>>>
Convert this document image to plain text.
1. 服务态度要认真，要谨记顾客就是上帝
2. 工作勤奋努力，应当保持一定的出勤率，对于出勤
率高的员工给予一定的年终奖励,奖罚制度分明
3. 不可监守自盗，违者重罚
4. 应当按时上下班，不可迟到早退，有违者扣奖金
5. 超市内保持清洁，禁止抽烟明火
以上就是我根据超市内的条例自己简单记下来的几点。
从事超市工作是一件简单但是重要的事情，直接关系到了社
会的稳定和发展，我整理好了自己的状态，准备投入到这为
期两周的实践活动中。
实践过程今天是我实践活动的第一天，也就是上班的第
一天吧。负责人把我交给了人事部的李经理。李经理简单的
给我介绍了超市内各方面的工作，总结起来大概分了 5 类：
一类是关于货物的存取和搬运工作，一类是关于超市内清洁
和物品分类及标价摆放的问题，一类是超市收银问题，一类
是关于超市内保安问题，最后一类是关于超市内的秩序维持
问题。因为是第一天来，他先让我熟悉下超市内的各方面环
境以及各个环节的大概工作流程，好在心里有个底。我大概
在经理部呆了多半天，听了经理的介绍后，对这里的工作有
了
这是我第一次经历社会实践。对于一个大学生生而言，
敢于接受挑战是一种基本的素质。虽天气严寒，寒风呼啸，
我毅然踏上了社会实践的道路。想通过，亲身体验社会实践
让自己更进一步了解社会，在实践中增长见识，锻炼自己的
<<<
■ SET EXERCISE:
Please repeat the listing exactly, with nothing left out.

■ REPLY:
Convert this document image to plain text.
1. 服务态度要认真，要谨记顾客就是上帝
2. 工作勤奋努力，应当保持一定的出勤率，对于出勤
率高的员工给予一定的年终奖励,奖罚制度分明
3. 不可监守自盗，违者重罚
4. 应当按时上下班，不可迟到早退，有违者扣奖金
5. 超市内保持清洁，禁止抽烟明火
以上就是我根据超市内的条例自己简单记下来的几点。
从事超市工作是一件简单但是重要的事情，直接关系到了社
会的稳定和发展，我整理好了自己的状态，准备投入到这为
期两周的实践活动中。
实践过程今天是我实践活动的第一天，也就是上班的第
一天吧。负责人把我交给了人事部的李经理。李经理简单的
给我介绍了超市内各方面的工作，总结起来大概分了 5 类：
一类是关于货物的存取和搬运工作，一类是关于超市内清洁
和物品分类及标价摆放的问题，一类是超市收银问题，一类
是关于超市内保安问题，最后一类是关于超市内的秩序维持
问题。因为是第一天来，他先让我熟悉下超市内的各方面环
境以及各个环节的大概工作流程，好在心里有个底。我大概
在经理部呆了多半天，听了经理的介绍后，对这里的工作有
了
这是我第一次经历社会实践。对于一个大学生生而言，
敢于接受挑战是一种基本的素质。虽天气严寒，寒风呼啸，
我毅然踏上了社会实践的道路。想通过，亲身体验社会实践
让自己更进一步了解社会，在实践中增长见识，锻炼自己的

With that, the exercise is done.